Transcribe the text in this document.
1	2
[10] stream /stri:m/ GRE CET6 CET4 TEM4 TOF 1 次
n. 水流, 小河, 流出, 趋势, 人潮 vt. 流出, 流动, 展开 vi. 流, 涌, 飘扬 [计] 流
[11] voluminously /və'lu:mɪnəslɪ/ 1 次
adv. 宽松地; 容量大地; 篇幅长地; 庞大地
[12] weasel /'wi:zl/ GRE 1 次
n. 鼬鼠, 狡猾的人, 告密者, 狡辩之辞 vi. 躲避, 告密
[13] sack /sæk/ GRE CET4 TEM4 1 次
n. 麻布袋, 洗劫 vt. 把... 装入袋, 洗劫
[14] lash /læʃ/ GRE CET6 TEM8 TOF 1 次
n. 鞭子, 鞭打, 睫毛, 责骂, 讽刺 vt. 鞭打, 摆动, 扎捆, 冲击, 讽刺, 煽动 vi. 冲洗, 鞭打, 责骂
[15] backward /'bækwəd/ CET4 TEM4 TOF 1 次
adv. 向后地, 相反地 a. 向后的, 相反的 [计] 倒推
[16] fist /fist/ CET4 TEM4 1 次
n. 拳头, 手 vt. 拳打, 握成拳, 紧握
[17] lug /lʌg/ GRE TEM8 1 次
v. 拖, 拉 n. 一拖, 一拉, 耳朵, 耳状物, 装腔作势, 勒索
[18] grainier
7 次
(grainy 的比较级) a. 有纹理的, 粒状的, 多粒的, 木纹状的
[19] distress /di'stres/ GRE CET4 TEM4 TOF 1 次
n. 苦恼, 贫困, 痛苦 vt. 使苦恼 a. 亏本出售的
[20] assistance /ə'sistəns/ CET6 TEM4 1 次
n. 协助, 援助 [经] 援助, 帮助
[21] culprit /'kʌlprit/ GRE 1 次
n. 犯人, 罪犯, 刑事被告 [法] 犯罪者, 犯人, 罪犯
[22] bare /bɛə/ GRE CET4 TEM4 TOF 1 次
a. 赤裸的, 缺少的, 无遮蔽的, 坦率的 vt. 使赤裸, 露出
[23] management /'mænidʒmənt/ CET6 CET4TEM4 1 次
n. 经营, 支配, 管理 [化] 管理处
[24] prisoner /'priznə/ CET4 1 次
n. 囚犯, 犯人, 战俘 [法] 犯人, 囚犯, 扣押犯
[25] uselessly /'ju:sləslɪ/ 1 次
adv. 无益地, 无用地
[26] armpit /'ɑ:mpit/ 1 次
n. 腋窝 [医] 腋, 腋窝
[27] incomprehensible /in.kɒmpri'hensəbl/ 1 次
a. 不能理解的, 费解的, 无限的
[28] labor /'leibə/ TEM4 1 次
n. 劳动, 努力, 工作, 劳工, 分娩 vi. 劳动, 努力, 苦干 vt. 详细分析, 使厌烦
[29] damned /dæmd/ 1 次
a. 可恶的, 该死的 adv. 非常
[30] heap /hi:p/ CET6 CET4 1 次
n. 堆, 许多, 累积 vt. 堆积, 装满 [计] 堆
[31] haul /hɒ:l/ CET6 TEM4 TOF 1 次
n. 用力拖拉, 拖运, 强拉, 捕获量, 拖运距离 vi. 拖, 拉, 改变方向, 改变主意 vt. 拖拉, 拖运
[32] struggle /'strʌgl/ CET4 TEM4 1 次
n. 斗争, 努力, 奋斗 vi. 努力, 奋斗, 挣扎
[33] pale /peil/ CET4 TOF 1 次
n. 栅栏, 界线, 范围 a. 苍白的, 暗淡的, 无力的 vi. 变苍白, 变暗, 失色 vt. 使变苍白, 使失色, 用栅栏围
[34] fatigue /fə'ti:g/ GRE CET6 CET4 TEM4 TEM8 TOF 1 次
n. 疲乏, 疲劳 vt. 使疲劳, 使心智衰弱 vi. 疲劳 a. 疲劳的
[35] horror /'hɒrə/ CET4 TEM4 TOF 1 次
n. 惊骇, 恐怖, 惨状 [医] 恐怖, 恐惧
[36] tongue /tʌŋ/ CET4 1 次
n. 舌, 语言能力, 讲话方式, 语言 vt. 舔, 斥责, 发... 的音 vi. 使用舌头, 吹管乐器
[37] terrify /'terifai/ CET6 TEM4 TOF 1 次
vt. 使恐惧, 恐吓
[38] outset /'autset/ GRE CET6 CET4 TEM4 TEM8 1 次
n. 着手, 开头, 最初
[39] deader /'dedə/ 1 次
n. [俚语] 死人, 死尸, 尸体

Requirement: Every entry should be printed again exactly as written.

The result:
Transcribe the text in this document.
1	2
[10] stream /stri:m/ GRE CET6 CET4 TEM4 TOF 1 次
n. 水流, 小河, 流出, 趋势, 人潮 vt. 流出, 流动, 展开 vi. 流, 涌, 飘扬 [计] 流
[11] voluminously /və'lu:mɪnəslɪ/ 1 次
adv. 宽松地; 容量大地; 篇幅长地; 庞大地
[12] weasel /'wi:zl/ GRE 1 次
n. 鼬鼠, 狡猾的人, 告密者, 狡辩之辞 vi. 躲避, 告密
[13] sack /sæk/ GRE CET4 TEM4 1 次
n. 麻布袋, 洗劫 vt. 把... 装入袋, 洗劫
[14] lash /læʃ/ GRE CET6 TEM8 TOF 1 次
n. 鞭子, 鞭打, 睫毛, 责骂, 讽刺 vt. 鞭打, 摆动, 扎捆, 冲击, 讽刺, 煽动 vi. 冲洗, 鞭打, 责骂
[15] backward /'bækwəd/ CET4 TEM4 TOF 1 次
adv. 向后地, 相反地 a. 向后的, 相反的 [计] 倒推
[16] fist /fist/ CET4 TEM4 1 次
n. 拳头, 手 vt. 拳打, 握成拳, 紧握
[17] lug /lʌg/ GRE TEM8 1 次
v. 拖, 拉 n. 一拖, 一拉, 耳朵, 耳状物, 装腔作势, 勒索
[18] grainier
7 次
(grainy 的比较级) a. 有纹理的, 粒状的, 多粒的, 木纹状的
[19] distress /di'stres/ GRE CET4 TEM4 TOF 1 次
n. 苦恼, 贫困, 痛苦 vt. 使苦恼 a. 亏本出售的
[20] assistance /ə'sistəns/ CET6 TEM4 1 次
n. 协助, 援助 [经] 援助, 帮助
[21] culprit /'kʌlprit/ GRE 1 次
n. 犯人, 罪犯, 刑事被告 [法] 犯罪者, 犯人, 罪犯
[22] bare /bɛə/ GRE CET4 TEM4 TOF 1 次
a. 赤裸的, 缺少的, 无遮蔽的, 坦率的 vt. 使赤裸, 露出
[23] management /'mænidʒmənt/ CET6 CET4TEM4 1 次
n. 经营, 支配, 管理 [化] 管理处
[24] prisoner /'priznə/ CET4 1 次
n. 囚犯, 犯人, 战俘 [法] 犯人, 囚犯, 扣押犯
[25] uselessly /'ju:sləslɪ/ 1 次
adv. 无益地, 无用地
[26] armpit /'ɑ:mpit/ 1 次
n. 腋窝 [医] 腋, 腋窝
[27] incomprehensible /in.kɒmpri'hensəbl/ 1 次
a. 不能理解的, 费解的, 无限的
[28] labor /'leibə/ TEM4 1 次
n. 劳动, 努力, 工作, 劳工, 分娩 vi. 劳动, 努力, 苦干 vt. 详细分析, 使厌烦
[29] damned /dæmd/ 1 次
a. 可恶的, 该死的 adv. 非常
[30] heap /hi:p/ CET6 CET4 1 次
n. 堆, 许多, 累积 vt. 堆积, 装满 [计] 堆
[31] haul /hɒ:l/ CET6 TEM4 TOF 1 次
n. 用力拖拉, 拖运, 强拉, 捕获量, 拖运距离 vi. 拖, 拉, 改变方向, 改变主意 vt. 拖拉, 拖运
[32] struggle /'strʌgl/ CET4 TEM4 1 次
n. 斗争, 努力, 奋斗 vi. 努力, 奋斗, 挣扎
[33] pale /peil/ CET4 TOF 1 次
n. 栅栏, 界线, 范围 a. 苍白的, 暗淡的, 无力的 vi. 变苍白, 变暗, 失色 vt. 使变苍白, 使失色, 用栅栏围
[34] fatigue /fə'ti:g/ GRE CET6 CET4 TEM4 TEM8 TOF 1 次
n. 疲乏, 疲劳 vt. 使疲劳, 使心智衰弱 vi. 疲劳 a. 疲劳的
[35] horror /'hɒrə/ CET4 TEM4 TOF 1 次
n. 惊骇, 恐怖, 惨状 [医] 恐怖, 恐惧
[36] tongue /tʌŋ/ CET4 1 次
n. 舌, 语言能力, 讲话方式, 语言 vt. 舔, 斥责, 发... 的音 vi. 使用舌头, 吹管乐器
[37] terrify /'terifai/ CET6 TEM4 TOF 1 次
vt. 使恐惧, 恐吓
[38] outset /'autset/ GRE CET6 CET4 TEM4 TEM8 1 次
n. 着手, 开头, 最初
[39] deader /'dedə/ 1 次
n. [俚语] 死人, 死尸, 尸体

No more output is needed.